Prompt — Exclude images, then output the remaining data verbatim.

Collection entries:
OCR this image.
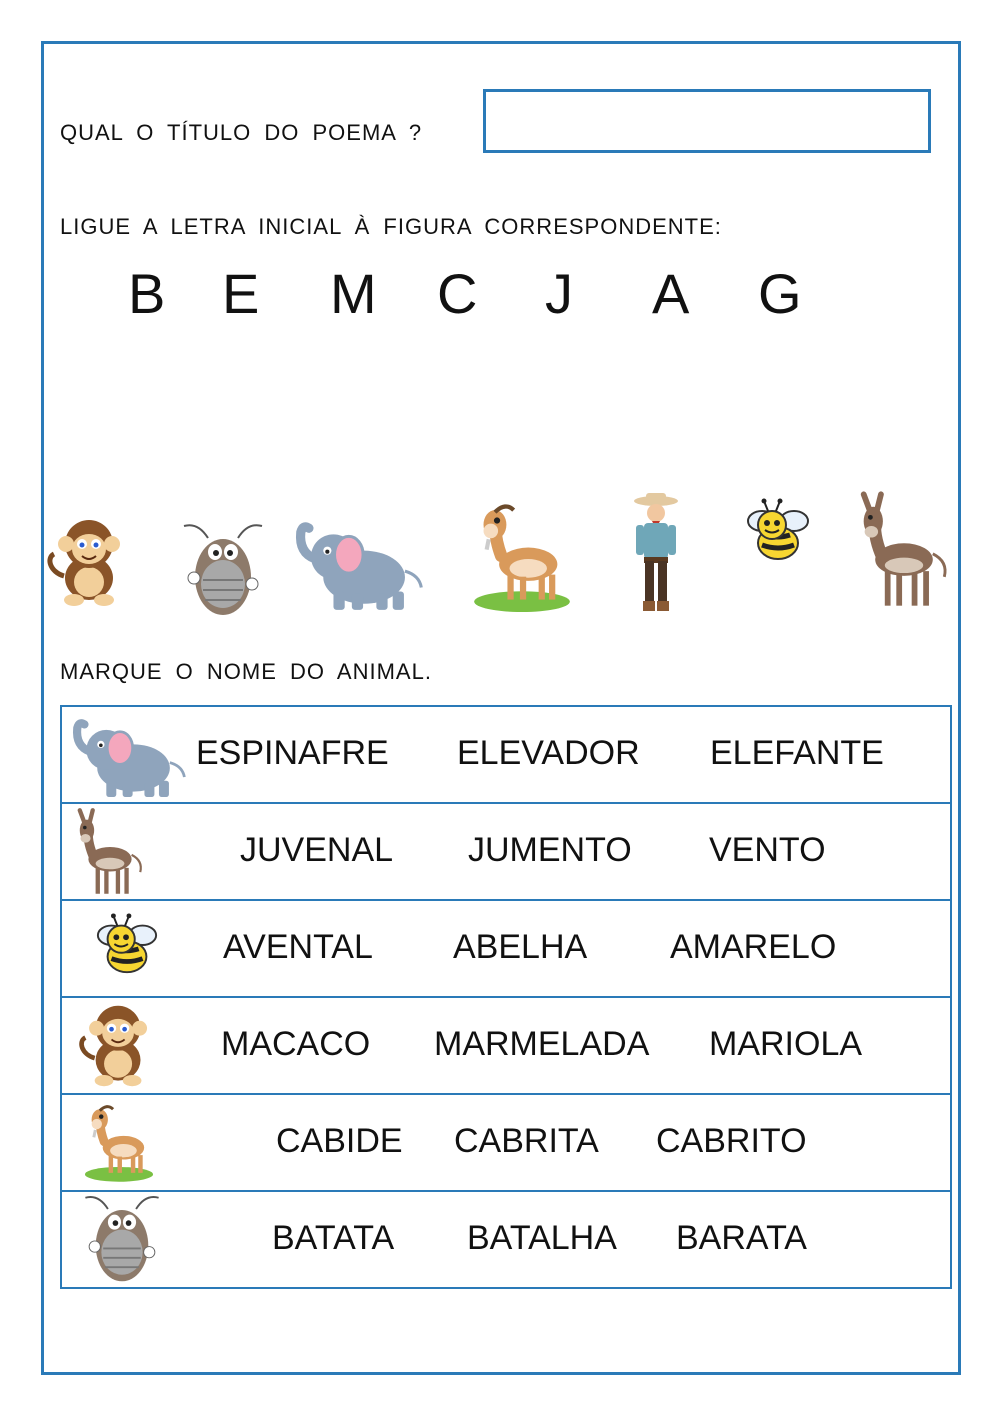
QUAL O TÍTULO DO POEMA ?
LIGUE A LETRA INICIAL À FIGURA CORRESPONDENTE:
B E M C J A G
MARQUE O NOME DO ANIMAL.
ESPINAFRE ELEVADOR ELEFANTE
JUVENAL JUMENTO VENTO
AVENTAL ABELHA AMARELO
MACACO MARMELADA MARIOLA
CABIDE CABRITA CABRITO
BATATA BATALHA BARATA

Exercise solution —
OCR this image.
QUAL O TÍTULO DO POEMA ?
LIGUE A LETRA INICIAL À FIGURA CORRESPONDENTE:
B E M C J A G
MARQUE O NOME DO ANIMAL.
ESPINAFRE ELEVADOR ELEFANTE
JUVENAL JUMENTO VENTO
AVENTAL ABELHA AMARELO
MACACO MARMELADA MARIOLA
CABIDE CABRITA CABRITO
BATATA BATALHA BARATA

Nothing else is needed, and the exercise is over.